▸ **TEXTO DE LECTURA**:

* * *

Londres y otra cartera
El Gobierno Nacional lo designó luego agente financiero en Londres, para las cuestiones de deuda externa. Se sintió tan cómodo en la capital británica, que permaneció allí por espacio de más de dos décadas, hasta 1907, año en que regresó a la Argentina. Aparte de su tarea oficial, actuó largamente en el foro de ese país, además de desempeñar asesorías económicas, y logró amasar así una regular fortuna, que incluía establecimientos de campo en Buenos Aires. Durante su estadía entre los ingleses, había rechazado la cartera de Hacienda que le ofreció el presidente Carlos Pellegrini después del Noventa.

* * *

▸ **CONSIGNA A**: Según el texto sobre Londres, ¿en qué año se produjo el regreso a la Argentina?
▸ **CONSIGNA B**: Indica si cada afirmación concuerda con el texto sobre Londres, con sí o no y las palabras exactas del texto que lo deciden: (i) La designación como agente financiero en Londres fue para las cuestiones de deuda externa. (ii) La estadía en Londres duró menos de una década. (iii) Se aceptó la cartera de Hacienda ofrecida por Carlos Pellegrini.
▸ **CONSIGNA C**: Por favor, prosigue el texto sobre Londres a partir de su última oración.
El listado no tiene ninguna relación con el texto sobre Londres.

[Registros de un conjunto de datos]
* * *

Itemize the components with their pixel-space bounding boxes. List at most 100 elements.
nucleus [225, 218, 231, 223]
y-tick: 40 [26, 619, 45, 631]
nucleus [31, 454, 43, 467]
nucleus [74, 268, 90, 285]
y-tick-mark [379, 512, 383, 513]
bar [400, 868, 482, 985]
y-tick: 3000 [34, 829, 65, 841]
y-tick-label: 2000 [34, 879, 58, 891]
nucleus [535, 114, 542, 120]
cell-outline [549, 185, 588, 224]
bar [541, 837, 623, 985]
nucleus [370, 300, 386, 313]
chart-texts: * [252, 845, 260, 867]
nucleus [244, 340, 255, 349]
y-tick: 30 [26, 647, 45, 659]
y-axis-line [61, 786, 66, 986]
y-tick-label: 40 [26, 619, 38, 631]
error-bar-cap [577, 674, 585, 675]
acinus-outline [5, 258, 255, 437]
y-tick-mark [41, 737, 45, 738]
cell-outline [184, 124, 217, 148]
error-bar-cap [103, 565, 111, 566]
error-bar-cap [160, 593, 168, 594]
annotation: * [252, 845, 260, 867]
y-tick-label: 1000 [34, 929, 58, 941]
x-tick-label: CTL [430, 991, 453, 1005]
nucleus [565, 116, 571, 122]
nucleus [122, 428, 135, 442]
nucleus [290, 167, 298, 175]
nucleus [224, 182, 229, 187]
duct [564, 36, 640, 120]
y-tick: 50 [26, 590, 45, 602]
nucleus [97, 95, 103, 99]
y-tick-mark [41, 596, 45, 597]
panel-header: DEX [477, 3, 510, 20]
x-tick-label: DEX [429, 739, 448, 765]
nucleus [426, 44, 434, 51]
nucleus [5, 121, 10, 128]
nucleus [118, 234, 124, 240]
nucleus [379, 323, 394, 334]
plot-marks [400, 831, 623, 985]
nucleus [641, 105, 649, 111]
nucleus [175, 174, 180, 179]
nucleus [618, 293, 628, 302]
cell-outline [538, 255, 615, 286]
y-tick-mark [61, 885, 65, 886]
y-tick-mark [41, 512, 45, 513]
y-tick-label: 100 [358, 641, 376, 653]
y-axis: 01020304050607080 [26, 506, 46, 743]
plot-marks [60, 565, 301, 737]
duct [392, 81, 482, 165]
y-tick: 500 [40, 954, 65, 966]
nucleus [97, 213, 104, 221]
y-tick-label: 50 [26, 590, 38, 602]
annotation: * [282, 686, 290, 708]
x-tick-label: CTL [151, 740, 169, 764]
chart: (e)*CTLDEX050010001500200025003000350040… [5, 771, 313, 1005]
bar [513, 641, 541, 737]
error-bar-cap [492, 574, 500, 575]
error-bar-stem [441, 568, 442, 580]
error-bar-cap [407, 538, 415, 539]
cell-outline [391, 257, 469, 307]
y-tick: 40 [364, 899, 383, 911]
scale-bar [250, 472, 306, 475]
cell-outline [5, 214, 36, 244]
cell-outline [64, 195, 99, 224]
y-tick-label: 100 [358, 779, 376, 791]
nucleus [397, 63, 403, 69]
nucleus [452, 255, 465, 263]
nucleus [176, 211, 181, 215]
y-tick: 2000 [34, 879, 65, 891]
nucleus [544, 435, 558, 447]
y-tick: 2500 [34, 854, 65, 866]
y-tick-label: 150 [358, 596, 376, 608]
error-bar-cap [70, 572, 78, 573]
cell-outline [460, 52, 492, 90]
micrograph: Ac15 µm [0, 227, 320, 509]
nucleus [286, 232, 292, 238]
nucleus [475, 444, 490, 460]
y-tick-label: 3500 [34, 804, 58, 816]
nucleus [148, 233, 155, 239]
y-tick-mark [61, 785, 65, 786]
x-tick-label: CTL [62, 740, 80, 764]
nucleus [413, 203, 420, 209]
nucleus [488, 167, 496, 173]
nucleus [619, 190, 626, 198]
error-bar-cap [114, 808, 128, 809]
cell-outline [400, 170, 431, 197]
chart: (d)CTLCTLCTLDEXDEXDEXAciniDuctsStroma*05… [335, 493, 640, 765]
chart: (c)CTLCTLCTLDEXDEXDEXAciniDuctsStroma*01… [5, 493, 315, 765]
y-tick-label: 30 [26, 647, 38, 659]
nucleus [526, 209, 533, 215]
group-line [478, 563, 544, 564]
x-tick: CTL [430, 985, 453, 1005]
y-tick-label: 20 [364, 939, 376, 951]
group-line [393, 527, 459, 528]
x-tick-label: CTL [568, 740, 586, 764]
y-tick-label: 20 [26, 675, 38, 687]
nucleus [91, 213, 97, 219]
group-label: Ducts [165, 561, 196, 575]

* * *

▸ **RESPUESTA A**: En 1907.

▸ **RESPUESTA B**:
(i) Sí: "lo designó luego agente financiero en Londres, para las cuestiones de deuda externa".
(ii) No: "permaneció allí por espacio de más de dos décadas".
(iii) No: "había rechazado la cartera de Hacienda que le ofreció el presidente Carlos Pellegrini".

▸ **RESPUESTA C**:
Volvería al gabinete nacional en 1909, como ministro de Relaciones Exteriores del presidente José Figueroa Alcorta. Así, desde la década de 1870 hasta entonces, como legislador o como ministro, Victorino de la Plaza había participado en la confección de tan numerosas como trascendentes leyes relativas tanto a la organización financiera del país, como a su administración de Justicia o sus cuestiones con el exterior.
Presidente leal
En 1910, integró como vice la fórmula presidencial que encabezaba Roque Sáenz Peña, y que triunfó en las elecciones de ese año. Ambos asumieron la alta magistratura el 12 de octubre de 1910. La enfermedad de Sáenz Peña lo obligó a desempeñar interinamente el Poder Ejecutivo, desde el 6 de octubre de 1913 hasta el 9 de agosto de 1914. Fallecido Sáenz Peña en esa fecha, se hizo cargo de la presidencia de la República.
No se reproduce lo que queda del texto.